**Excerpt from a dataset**
○ ○ ○ ○

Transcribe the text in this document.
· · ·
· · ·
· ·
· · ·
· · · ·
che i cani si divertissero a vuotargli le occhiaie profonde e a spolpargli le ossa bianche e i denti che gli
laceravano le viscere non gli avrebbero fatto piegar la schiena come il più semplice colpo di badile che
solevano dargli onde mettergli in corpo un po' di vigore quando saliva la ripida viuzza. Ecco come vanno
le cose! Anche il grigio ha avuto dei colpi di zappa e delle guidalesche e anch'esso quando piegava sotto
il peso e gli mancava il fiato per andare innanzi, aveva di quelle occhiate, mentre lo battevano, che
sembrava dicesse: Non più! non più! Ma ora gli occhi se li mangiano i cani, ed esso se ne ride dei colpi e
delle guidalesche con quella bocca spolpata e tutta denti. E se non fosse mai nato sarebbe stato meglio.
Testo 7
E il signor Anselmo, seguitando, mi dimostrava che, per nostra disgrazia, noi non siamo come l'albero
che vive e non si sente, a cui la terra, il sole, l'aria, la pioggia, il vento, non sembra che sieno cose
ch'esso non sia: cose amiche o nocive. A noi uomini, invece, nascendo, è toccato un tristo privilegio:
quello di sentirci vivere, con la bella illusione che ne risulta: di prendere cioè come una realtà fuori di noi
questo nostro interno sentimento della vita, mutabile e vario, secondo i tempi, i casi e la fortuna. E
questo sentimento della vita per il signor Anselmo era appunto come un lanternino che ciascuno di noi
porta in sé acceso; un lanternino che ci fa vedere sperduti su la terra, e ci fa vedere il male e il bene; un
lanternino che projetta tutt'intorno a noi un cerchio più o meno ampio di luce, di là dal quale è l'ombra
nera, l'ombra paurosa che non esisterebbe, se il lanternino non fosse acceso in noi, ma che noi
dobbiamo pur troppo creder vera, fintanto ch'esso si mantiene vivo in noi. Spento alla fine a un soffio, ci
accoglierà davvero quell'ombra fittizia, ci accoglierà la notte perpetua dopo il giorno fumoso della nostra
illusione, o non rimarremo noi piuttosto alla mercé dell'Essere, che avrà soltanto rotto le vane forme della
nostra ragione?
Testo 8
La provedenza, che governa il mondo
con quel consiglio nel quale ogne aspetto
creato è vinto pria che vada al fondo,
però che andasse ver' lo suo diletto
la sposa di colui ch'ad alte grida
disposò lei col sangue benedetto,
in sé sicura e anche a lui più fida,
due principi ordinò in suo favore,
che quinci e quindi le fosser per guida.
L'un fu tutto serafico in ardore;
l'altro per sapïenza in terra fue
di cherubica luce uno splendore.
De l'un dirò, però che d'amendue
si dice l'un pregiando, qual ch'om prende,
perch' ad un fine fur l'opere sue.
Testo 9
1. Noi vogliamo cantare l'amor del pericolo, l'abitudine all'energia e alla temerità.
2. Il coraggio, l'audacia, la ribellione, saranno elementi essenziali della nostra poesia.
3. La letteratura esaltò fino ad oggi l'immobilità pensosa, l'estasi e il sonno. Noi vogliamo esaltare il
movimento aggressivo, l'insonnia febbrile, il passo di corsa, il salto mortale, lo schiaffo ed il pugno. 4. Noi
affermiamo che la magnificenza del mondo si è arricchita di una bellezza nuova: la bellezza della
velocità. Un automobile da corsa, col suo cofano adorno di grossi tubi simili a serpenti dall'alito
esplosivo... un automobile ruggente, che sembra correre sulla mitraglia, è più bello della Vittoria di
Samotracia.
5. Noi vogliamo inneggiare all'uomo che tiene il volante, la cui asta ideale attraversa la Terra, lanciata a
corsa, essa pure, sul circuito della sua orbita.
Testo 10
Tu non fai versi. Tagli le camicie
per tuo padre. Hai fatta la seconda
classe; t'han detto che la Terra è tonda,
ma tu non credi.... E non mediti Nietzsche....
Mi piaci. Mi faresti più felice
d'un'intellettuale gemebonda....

○ ○ ○ ○

**Written instruction**
What is the number of lines in the data that hold the word "denti"? Reply with that number and nothing else.

**Result of the task**
2